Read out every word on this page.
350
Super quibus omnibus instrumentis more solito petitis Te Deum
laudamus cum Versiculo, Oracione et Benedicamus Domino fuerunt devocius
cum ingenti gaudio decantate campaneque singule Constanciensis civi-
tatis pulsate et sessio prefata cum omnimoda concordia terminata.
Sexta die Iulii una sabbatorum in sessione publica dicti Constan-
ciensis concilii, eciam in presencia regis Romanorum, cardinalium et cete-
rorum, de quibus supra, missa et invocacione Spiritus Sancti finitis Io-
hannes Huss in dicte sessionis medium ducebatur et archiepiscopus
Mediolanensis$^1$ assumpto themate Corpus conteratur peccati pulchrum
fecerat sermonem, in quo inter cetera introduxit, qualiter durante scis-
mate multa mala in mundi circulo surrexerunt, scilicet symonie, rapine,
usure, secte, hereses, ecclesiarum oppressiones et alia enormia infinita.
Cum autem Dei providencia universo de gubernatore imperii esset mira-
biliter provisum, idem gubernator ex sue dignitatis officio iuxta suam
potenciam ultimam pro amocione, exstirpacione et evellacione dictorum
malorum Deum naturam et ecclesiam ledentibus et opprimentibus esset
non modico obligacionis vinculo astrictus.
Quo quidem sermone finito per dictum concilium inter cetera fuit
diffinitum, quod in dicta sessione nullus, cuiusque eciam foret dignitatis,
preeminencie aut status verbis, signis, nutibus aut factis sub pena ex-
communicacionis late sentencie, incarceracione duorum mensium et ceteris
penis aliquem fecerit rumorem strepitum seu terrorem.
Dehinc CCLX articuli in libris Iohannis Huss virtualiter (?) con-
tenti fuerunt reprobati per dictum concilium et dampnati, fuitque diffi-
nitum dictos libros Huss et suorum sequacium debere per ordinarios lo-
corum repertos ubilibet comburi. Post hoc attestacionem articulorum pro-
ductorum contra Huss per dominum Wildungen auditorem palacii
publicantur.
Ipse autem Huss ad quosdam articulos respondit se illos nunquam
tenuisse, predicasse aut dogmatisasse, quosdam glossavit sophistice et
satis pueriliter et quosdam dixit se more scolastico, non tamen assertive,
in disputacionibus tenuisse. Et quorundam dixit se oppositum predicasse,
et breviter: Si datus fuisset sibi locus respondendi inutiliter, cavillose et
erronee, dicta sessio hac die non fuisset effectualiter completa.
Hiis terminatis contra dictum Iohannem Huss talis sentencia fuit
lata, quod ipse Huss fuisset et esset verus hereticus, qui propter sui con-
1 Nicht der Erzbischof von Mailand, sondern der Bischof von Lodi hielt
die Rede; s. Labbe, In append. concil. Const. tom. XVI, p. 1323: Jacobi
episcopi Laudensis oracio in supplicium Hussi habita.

====

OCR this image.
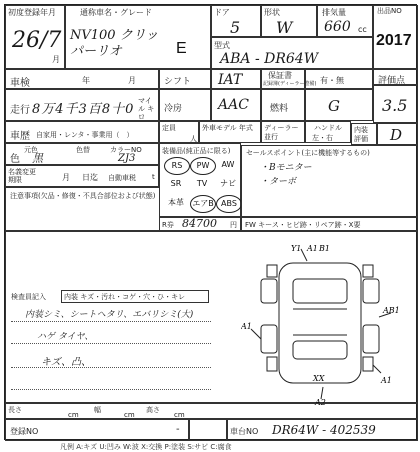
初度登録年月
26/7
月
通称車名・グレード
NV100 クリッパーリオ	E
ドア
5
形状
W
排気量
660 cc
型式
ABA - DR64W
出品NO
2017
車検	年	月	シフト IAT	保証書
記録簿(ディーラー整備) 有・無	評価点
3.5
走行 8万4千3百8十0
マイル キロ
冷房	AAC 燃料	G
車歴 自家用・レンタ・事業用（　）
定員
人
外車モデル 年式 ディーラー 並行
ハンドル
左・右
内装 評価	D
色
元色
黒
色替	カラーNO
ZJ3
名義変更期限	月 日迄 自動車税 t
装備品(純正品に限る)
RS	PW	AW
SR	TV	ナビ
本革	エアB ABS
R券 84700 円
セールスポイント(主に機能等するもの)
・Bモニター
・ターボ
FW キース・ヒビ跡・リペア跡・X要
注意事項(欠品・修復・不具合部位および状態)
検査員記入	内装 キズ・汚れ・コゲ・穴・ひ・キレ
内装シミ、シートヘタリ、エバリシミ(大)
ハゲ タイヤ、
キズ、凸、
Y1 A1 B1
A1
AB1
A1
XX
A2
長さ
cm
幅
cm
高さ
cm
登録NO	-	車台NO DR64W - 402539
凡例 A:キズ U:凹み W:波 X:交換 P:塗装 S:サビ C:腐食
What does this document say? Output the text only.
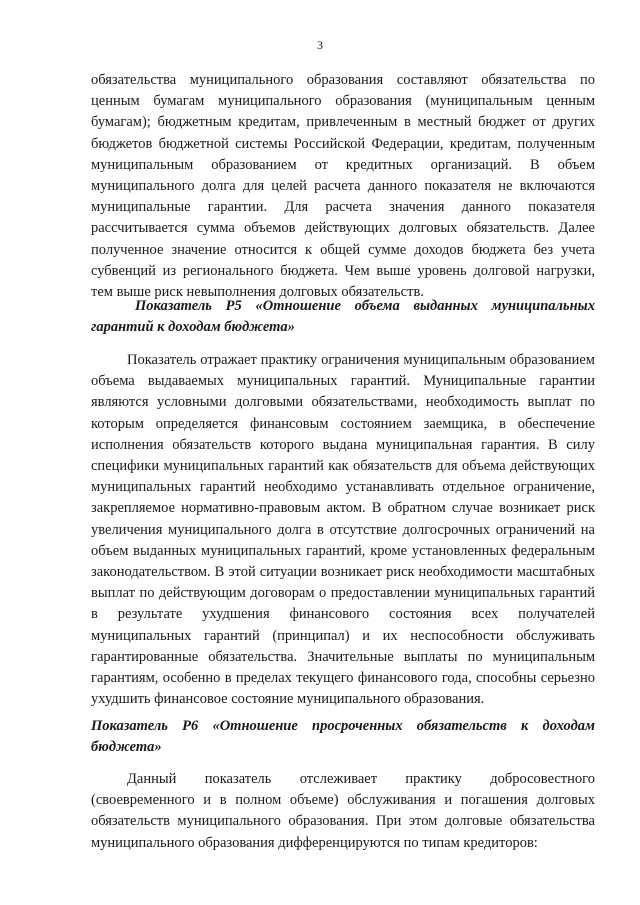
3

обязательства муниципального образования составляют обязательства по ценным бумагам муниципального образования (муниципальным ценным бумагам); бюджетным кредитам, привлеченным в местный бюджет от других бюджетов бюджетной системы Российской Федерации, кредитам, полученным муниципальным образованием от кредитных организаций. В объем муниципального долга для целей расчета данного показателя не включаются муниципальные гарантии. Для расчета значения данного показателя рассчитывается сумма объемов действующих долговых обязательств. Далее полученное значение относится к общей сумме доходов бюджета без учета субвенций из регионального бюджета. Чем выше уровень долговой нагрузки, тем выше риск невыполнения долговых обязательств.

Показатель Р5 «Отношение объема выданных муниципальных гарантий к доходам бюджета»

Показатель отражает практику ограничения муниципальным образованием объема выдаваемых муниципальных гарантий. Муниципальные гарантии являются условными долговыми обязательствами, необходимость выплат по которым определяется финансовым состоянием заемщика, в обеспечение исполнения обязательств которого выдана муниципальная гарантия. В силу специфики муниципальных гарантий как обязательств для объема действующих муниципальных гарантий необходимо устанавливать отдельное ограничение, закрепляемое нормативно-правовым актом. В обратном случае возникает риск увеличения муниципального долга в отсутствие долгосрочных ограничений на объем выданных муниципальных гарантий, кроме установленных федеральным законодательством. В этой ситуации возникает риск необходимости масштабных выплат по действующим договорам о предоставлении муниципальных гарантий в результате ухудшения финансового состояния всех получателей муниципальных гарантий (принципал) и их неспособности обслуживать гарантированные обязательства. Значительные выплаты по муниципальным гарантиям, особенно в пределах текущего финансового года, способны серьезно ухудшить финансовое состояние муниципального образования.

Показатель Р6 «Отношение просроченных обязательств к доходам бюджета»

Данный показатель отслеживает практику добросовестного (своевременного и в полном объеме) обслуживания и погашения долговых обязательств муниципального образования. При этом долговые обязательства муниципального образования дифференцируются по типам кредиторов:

====

* [What this task involves] Wherever the string "муниципальных" appears in the entries above, list that line.

* [Completed task]
Показатель Р5 «Отношение объема выданных муниципальных гарантий к доходам бюджета»
Показатель отражает практику ограничения муниципальным образованием объема выдаваемых муниципальных гарантий. Муниципальные гарантии являются условными долговыми обязательствами, необходимость выплат по которым определяется финансовым состоянием заемщика, в обеспечение исполнения обязательств которого выдана муниципальная гарантия. В силу специфики муниципальных гарантий как обязательств для объема действующих муниципальных гарантий необходимо устанавливать отдельное ограничение, закрепляемое нормативно-правовым актом. В обратном случае возникает риск увеличения муниципального долга в отсутствие долгосрочных ограничений на объем выданных муниципальных гарантий, кроме установленных федеральным законодательством. В этой ситуации возникает риск необходимости масштабных выплат по действующим договорам о предоставлении муниципальных гарантий в результате ухудшения финансового состояния всех получателей муниципальных гарантий (принципал) и их неспособности обслуживать гарантированные обязательства. Значительные выплаты по муниципальным гарантиям, особенно в пределах текущего финансового года, способны серьезно ухудшить финансовое состояние муниципального образования.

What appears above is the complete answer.